* Request: Where does the string "screenshot" appear? Copy every line of the entries below that holds it.

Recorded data
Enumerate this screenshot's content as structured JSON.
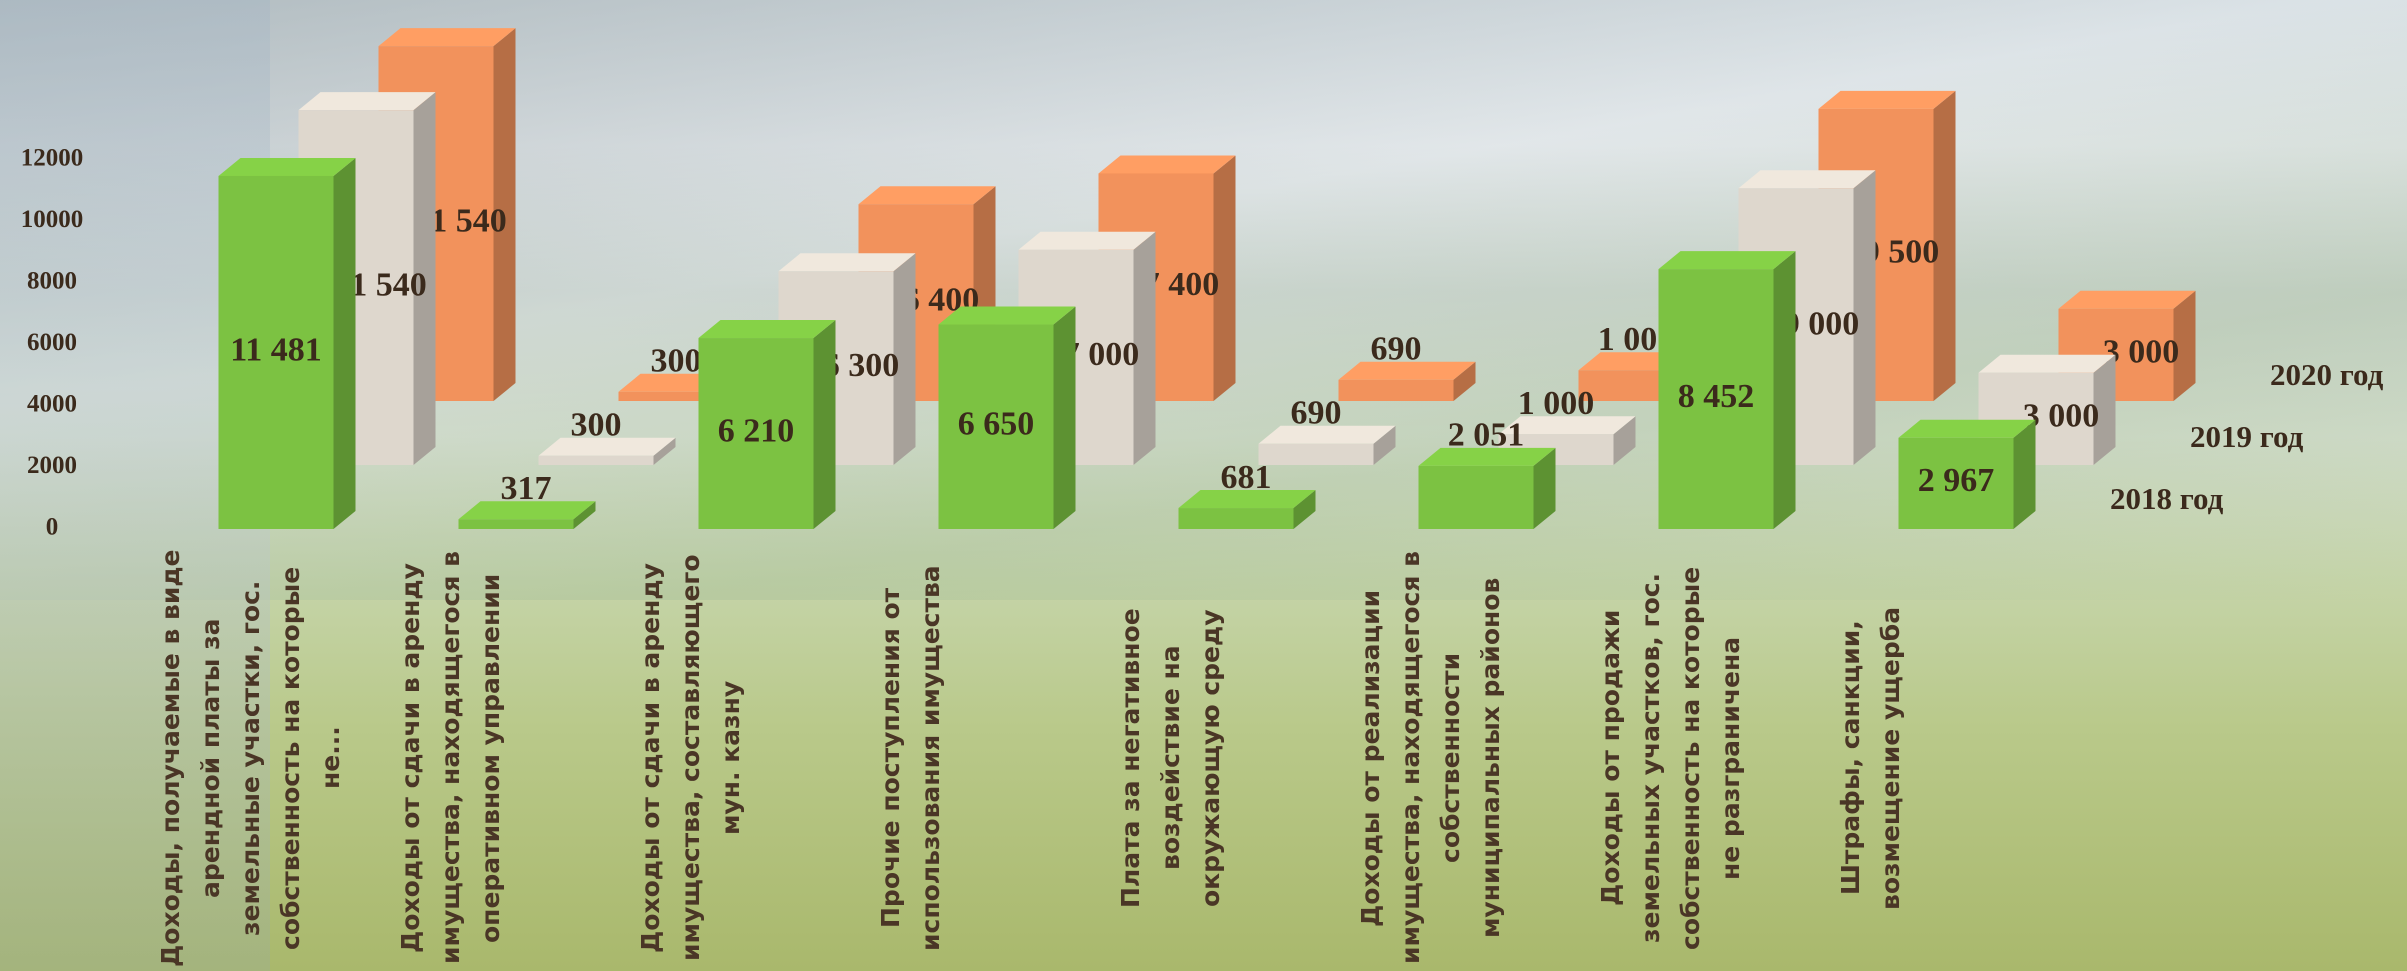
{
  "chart_data": {
    "type": "bar3d",
    "categories": [
      "Доходы, получаемые в виде арендной платы за земельные участки, гос. собственность на которые не...",
      "Доходы от сдачи в аренду имущества, находящегося в оперативном управлении",
      "Доходы от сдачи в аренду имущества, составляющего мун. казну",
      "Прочие поступления от использования имущества",
      "Плата за негативное воздействие на окружающую среду",
      "Доходы от реализации имущества, находящегося в собственности муниципальных районов",
      "Доходы от продажи земельных участков, гос. собственность на которые не разграничена",
      "Штрафы, санкции, возмещение ущерба"
    ],
    "series": [
      {
        "name": "2018 год",
        "color": "#7cc242",
        "values": [
          11481,
          317,
          6210,
          6650,
          681,
          2051,
          8452,
          2967
        ],
        "value_labels": [
          "11 481",
          "317",
          "6 210",
          "6 650",
          "681",
          "2 051",
          "8 452",
          "2 967"
        ]
      },
      {
        "name": "2019 год",
        "color": "#ded7cd",
        "values": [
          11540,
          300,
          6300,
          7000,
          690,
          1000,
          9000,
          3000
        ],
        "value_labels": [
          "11 540",
          "300",
          "6 300",
          "7 000",
          "690",
          "1 000",
          "9 000",
          "3 000"
        ]
      },
      {
        "name": "2020 год",
        "color": "#f2925c",
        "values": [
          11540,
          300,
          6400,
          7400,
          690,
          1000,
          9500,
          3000
        ],
        "value_labels": [
          "11 540",
          "300",
          "6 400",
          "7 400",
          "690",
          "1 000",
          "9 500",
          "3 000"
        ]
      }
    ],
    "ylim": [
      0,
      12000
    ],
    "yticks": [
      0,
      2000,
      4000,
      6000,
      8000,
      10000,
      12000
    ],
    "legend": "right"
  }
}
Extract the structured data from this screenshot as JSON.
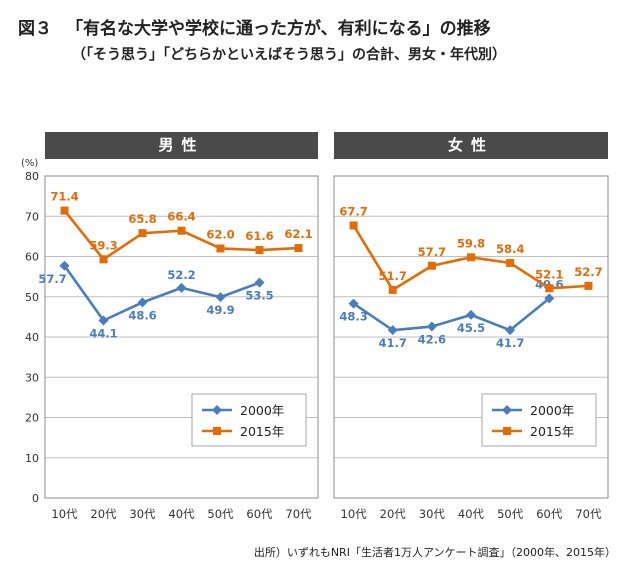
{
  "figure_label": "図３",
  "title": "「有名な大学や学校に通った方が、有利になる」の推移",
  "subtitle": "（「そう思う」「どちらかといえばそう思う」の合計、男女・年代別）",
  "source": "出所）いずれもNRI「生活者1万人アンケート調査」（2000年、2015年）",
  "colors": {
    "series_2000": "#4a7ebb",
    "series_2015": "#e36c09",
    "header_bg": "#4a4a4a",
    "grid": "#bfbfbf"
  },
  "chart_data": [
    {
      "type": "line",
      "title": "男性",
      "ylabel": "(%)",
      "ylim": [
        0,
        80
      ],
      "yticks": [
        0,
        10,
        20,
        30,
        40,
        50,
        60,
        70,
        80
      ],
      "grid": true,
      "legend": "bottom-right",
      "categories": [
        "10代",
        "20代",
        "30代",
        "40代",
        "50代",
        "60代",
        "70代"
      ],
      "series": [
        {
          "name": "2000年",
          "marker": "diamond",
          "values": [
            57.7,
            44.1,
            48.6,
            52.2,
            49.9,
            53.5,
            null
          ],
          "labels": [
            "57.7",
            "44.1",
            "48.6",
            "52.2",
            "49.9",
            "53.5",
            ""
          ]
        },
        {
          "name": "2015年",
          "marker": "square",
          "values": [
            71.4,
            59.3,
            65.8,
            66.4,
            62.0,
            61.6,
            62.1
          ],
          "labels": [
            "71.4",
            "59.3",
            "65.8",
            "66.4",
            "62.0",
            "61.6",
            "62.1"
          ]
        }
      ]
    },
    {
      "type": "line",
      "title": "女性",
      "ylim": [
        0,
        80
      ],
      "grid": true,
      "legend": "bottom-right",
      "categories": [
        "10代",
        "20代",
        "30代",
        "40代",
        "50代",
        "60代",
        "70代"
      ],
      "series": [
        {
          "name": "2000年",
          "marker": "diamond",
          "values": [
            48.3,
            41.7,
            42.6,
            45.5,
            41.7,
            49.6,
            null
          ],
          "labels": [
            "48.3",
            "41.7",
            "42.6",
            "45.5",
            "41.7",
            "49.6",
            ""
          ]
        },
        {
          "name": "2015年",
          "marker": "square",
          "values": [
            67.7,
            51.7,
            57.7,
            59.8,
            58.4,
            52.1,
            52.7
          ],
          "labels": [
            "67.7",
            "51.7",
            "57.7",
            "59.8",
            "58.4",
            "52.1",
            "52.7"
          ]
        }
      ]
    }
  ]
}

* Expected output:
Enumerate this screenshot's content as structured JSON.
Extract the structured data from this screenshot as JSON.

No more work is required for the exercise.